- _TO BE DONE_
Retype all material exactly. Pictures stay out of the copy.

- _ROWS_
◇ ◇ ◇ ◇ ◇ ◇ ◇

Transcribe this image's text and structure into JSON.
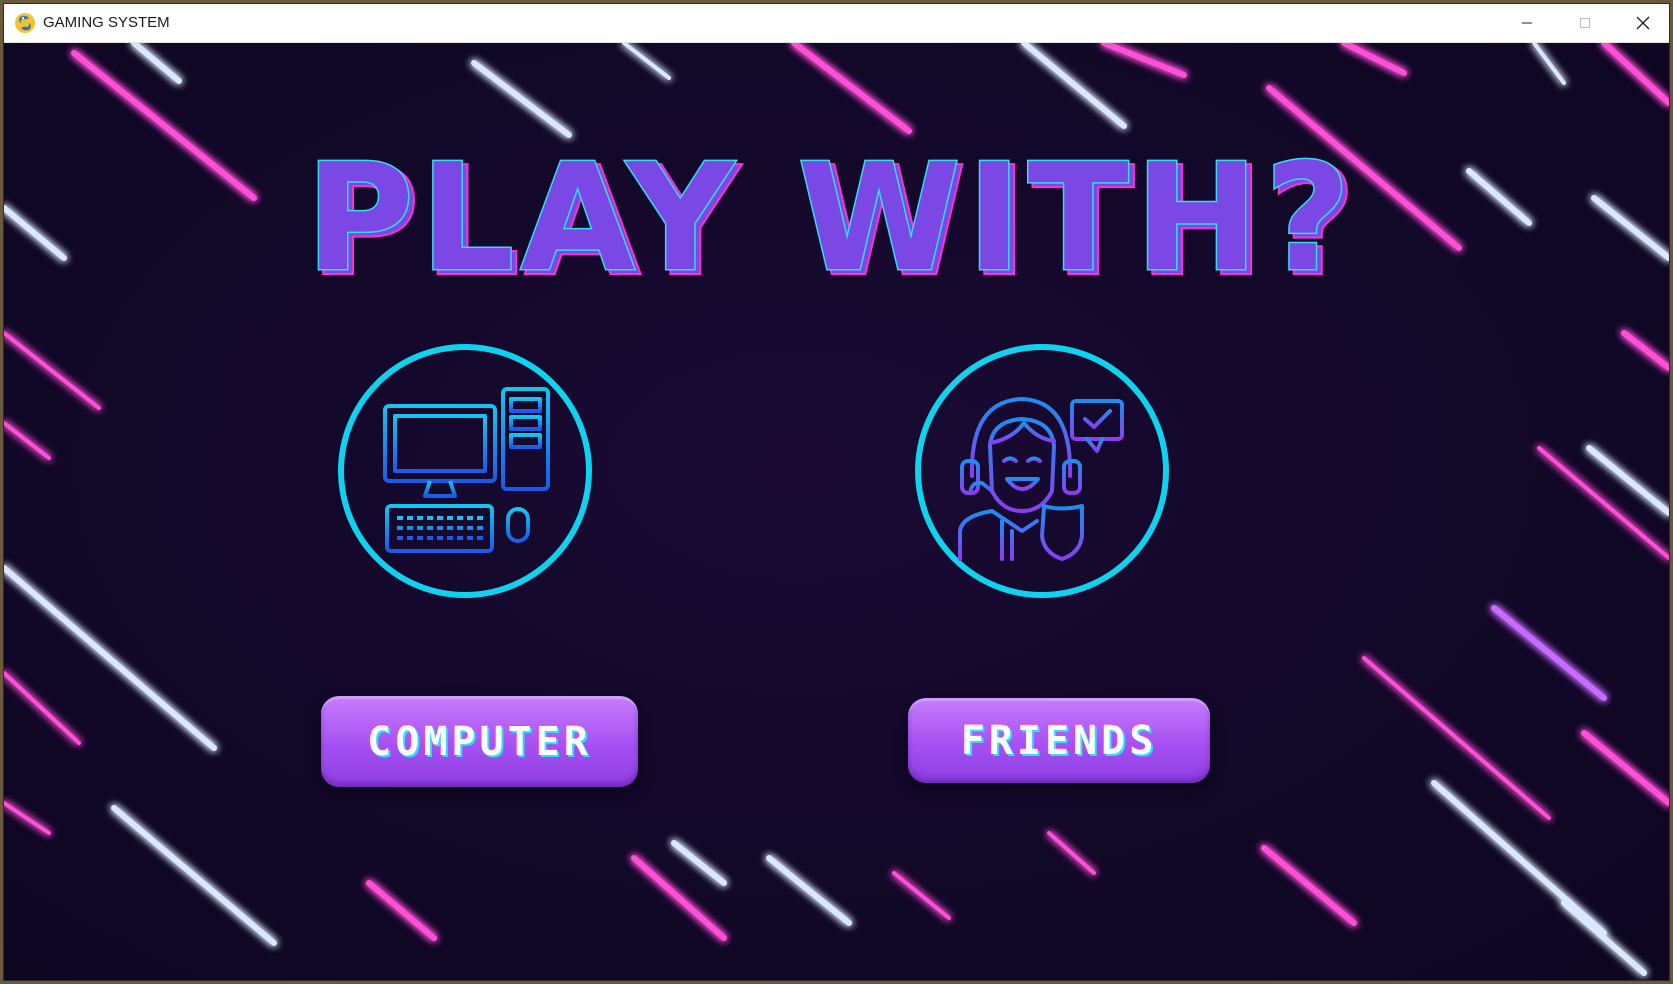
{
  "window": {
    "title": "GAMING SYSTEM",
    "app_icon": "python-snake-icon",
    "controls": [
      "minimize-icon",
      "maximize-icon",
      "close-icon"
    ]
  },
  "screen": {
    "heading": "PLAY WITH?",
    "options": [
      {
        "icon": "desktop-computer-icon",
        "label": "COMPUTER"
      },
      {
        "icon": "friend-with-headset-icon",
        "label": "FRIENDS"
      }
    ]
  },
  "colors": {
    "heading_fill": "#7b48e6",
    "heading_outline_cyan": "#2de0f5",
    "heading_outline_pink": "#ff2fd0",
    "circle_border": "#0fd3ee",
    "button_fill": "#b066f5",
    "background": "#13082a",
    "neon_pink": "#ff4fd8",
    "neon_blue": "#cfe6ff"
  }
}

◇ ◇ ◇ ◇ ◇ ◇ ◇

- _CORRECT ANSWER_
Transcribe this image's text and structure into JSON.
{
  "window": {
    "title": "GAMING SYSTEM",
    "app_icon": "python-snake-icon",
    "controls": [
      "minimize-icon",
      "maximize-icon",
      "close-icon"
    ]
  },
  "screen": {
    "heading": "PLAY WITH?",
    "options": [
      {
        "icon": "desktop-computer-icon",
        "label": "COMPUTER"
      },
      {
        "icon": "friend-with-headset-icon",
        "label": "FRIENDS"
      }
    ]
  },
  "colors": {
    "heading_fill": "#7b48e6",
    "heading_outline_cyan": "#2de0f5",
    "heading_outline_pink": "#ff2fd0",
    "circle_border": "#0fd3ee",
    "button_fill": "#b066f5",
    "background": "#13082a",
    "neon_pink": "#ff4fd8",
    "neon_blue": "#cfe6ff"
  }
}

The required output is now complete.